Goal. Restate the records below word for word, and omit the images they hold.

Provided records.

+ + +

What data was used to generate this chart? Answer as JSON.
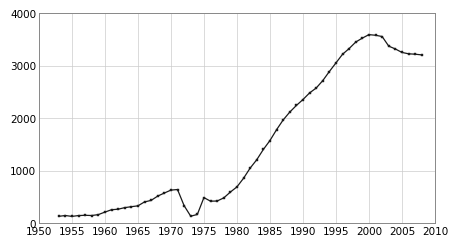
{
  "years": [
    1953,
    1954,
    1955,
    1956,
    1957,
    1958,
    1959,
    1960,
    1961,
    1962,
    1963,
    1964,
    1965,
    1966,
    1967,
    1968,
    1969,
    1970,
    1971,
    1972,
    1973,
    1974,
    1975,
    1976,
    1977,
    1978,
    1979,
    1980,
    1981,
    1982,
    1983,
    1984,
    1985,
    1986,
    1987,
    1988,
    1989,
    1990,
    1991,
    1992,
    1993,
    1994,
    1995,
    1996,
    1997,
    1998,
    1999,
    2000,
    2001,
    2002,
    2003,
    2004,
    2005,
    2006,
    2007,
    2008
  ],
  "values": [
    131,
    147,
    130,
    146,
    151,
    147,
    164,
    212,
    257,
    267,
    297,
    315,
    331,
    406,
    435,
    517,
    575,
    631,
    642,
    334,
    134,
    167,
    488,
    420,
    423,
    482,
    593,
    692,
    856,
    1050,
    1209,
    1405,
    1575,
    1781,
    1967,
    2117,
    2243,
    2356,
    2482,
    2575,
    2716,
    2890,
    3054,
    3219,
    3328,
    3452,
    3527,
    3593,
    3581,
    3557,
    3374,
    3320,
    3254,
    3228,
    3220,
    3207
  ],
  "xlim": [
    1950,
    2010
  ],
  "ylim": [
    0,
    4000
  ],
  "xticks": [
    1950,
    1955,
    1960,
    1965,
    1970,
    1975,
    1980,
    1985,
    1990,
    1995,
    2000,
    2005,
    2010
  ],
  "yticks": [
    0,
    1000,
    2000,
    3000,
    4000
  ],
  "ytick_labels": [
    "0",
    "1000",
    "2000",
    "3000",
    "4000"
  ],
  "line_color": "#1a1a1a",
  "marker": "s",
  "marker_size": 2.0,
  "line_width": 0.9,
  "grid_color": "#cccccc",
  "background_color": "#ffffff",
  "axes_background": "#ffffff",
  "tick_fontsize": 7.5,
  "spine_color": "#888888"
}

+ + +

Response to this task.
What data was used to generate this chart? Answer as JSON.
{
  "years": [
    1953,
    1954,
    1955,
    1956,
    1957,
    1958,
    1959,
    1960,
    1961,
    1962,
    1963,
    1964,
    1965,
    1966,
    1967,
    1968,
    1969,
    1970,
    1971,
    1972,
    1973,
    1974,
    1975,
    1976,
    1977,
    1978,
    1979,
    1980,
    1981,
    1982,
    1983,
    1984,
    1985,
    1986,
    1987,
    1988,
    1989,
    1990,
    1991,
    1992,
    1993,
    1994,
    1995,
    1996,
    1997,
    1998,
    1999,
    2000,
    2001,
    2002,
    2003,
    2004,
    2005,
    2006,
    2007,
    2008
  ],
  "values": [
    131,
    147,
    130,
    146,
    151,
    147,
    164,
    212,
    257,
    267,
    297,
    315,
    331,
    406,
    435,
    517,
    575,
    631,
    642,
    334,
    134,
    167,
    488,
    420,
    423,
    482,
    593,
    692,
    856,
    1050,
    1209,
    1405,
    1575,
    1781,
    1967,
    2117,
    2243,
    2356,
    2482,
    2575,
    2716,
    2890,
    3054,
    3219,
    3328,
    3452,
    3527,
    3593,
    3581,
    3557,
    3374,
    3320,
    3254,
    3228,
    3220,
    3207
  ],
  "xlim": [
    1950,
    2010
  ],
  "ylim": [
    0,
    4000
  ],
  "xticks": [
    1950,
    1955,
    1960,
    1965,
    1970,
    1975,
    1980,
    1985,
    1990,
    1995,
    2000,
    2005,
    2010
  ],
  "yticks": [
    0,
    1000,
    2000,
    3000,
    4000
  ],
  "ytick_labels": [
    "0",
    "1000",
    "2000",
    "3000",
    "4000"
  ],
  "line_color": "#1a1a1a",
  "marker": "s",
  "marker_size": 2.0,
  "line_width": 0.9,
  "grid_color": "#cccccc",
  "background_color": "#ffffff",
  "axes_background": "#ffffff",
  "tick_fontsize": 7.5,
  "spine_color": "#888888"
}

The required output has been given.